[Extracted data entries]
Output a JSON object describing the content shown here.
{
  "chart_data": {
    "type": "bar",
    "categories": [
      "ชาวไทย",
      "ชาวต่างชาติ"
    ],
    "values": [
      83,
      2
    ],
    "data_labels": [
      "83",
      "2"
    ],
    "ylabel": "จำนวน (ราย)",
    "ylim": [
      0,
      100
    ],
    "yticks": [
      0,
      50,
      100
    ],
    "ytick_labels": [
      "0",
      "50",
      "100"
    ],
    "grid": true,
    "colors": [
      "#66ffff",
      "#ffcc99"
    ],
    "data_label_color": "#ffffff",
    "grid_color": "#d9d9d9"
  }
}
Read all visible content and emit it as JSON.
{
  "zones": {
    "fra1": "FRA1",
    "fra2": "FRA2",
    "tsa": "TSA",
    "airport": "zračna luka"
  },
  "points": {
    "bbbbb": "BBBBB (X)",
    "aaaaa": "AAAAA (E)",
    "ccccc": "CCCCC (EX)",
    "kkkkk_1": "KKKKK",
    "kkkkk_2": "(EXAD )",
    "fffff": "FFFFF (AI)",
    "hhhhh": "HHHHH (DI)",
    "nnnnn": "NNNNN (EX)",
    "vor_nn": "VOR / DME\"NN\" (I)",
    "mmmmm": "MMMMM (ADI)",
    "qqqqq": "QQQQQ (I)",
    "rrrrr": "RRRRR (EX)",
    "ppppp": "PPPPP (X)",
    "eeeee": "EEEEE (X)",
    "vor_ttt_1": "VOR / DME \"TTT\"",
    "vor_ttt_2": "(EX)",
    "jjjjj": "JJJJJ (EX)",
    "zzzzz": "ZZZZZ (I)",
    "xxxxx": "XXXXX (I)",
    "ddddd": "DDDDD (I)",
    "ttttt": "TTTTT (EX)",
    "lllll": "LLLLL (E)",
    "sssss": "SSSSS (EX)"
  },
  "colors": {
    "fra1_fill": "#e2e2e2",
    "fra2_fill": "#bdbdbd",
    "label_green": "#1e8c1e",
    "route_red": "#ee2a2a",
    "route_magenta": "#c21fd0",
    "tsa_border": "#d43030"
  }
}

Short exercise:
Take the records above and return them exactly as written.

The solution:
Output a JSON object describing the content shown here.
{
  "chart_data": {
    "type": "bar",
    "categories": [
      "ชาวไทย",
      "ชาวต่างชาติ"
    ],
    "values": [
      83,
      2
    ],
    "data_labels": [
      "83",
      "2"
    ],
    "ylabel": "จำนวน (ราย)",
    "ylim": [
      0,
      100
    ],
    "yticks": [
      0,
      50,
      100
    ],
    "ytick_labels": [
      "0",
      "50",
      "100"
    ],
    "grid": true,
    "colors": [
      "#66ffff",
      "#ffcc99"
    ],
    "data_label_color": "#ffffff",
    "grid_color": "#d9d9d9"
  }
}
Read all visible content and emit it as JSON.
{
  "zones": {
    "fra1": "FRA1",
    "fra2": "FRA2",
    "tsa": "TSA",
    "airport": "zračna luka"
  },
  "points": {
    "bbbbb": "BBBBB (X)",
    "aaaaa": "AAAAA (E)",
    "ccccc": "CCCCC (EX)",
    "kkkkk_1": "KKKKK",
    "kkkkk_2": "(EXAD )",
    "fffff": "FFFFF (AI)",
    "hhhhh": "HHHHH (DI)",
    "nnnnn": "NNNNN (EX)",
    "vor_nn": "VOR / DME\"NN\" (I)",
    "mmmmm": "MMMMM (ADI)",
    "qqqqq": "QQQQQ (I)",
    "rrrrr": "RRRRR (EX)",
    "ppppp": "PPPPP (X)",
    "eeeee": "EEEEE (X)",
    "vor_ttt_1": "VOR / DME \"TTT\"",
    "vor_ttt_2": "(EX)",
    "jjjjj": "JJJJJ (EX)",
    "zzzzz": "ZZZZZ (I)",
    "xxxxx": "XXXXX (I)",
    "ddddd": "DDDDD (I)",
    "ttttt": "TTTTT (EX)",
    "lllll": "LLLLL (E)",
    "sssss": "SSSSS (EX)"
  },
  "colors": {
    "fra1_fill": "#e2e2e2",
    "fra2_fill": "#bdbdbd",
    "label_green": "#1e8c1e",
    "route_red": "#ee2a2a",
    "route_magenta": "#c21fd0",
    "tsa_border": "#d43030"
  }
}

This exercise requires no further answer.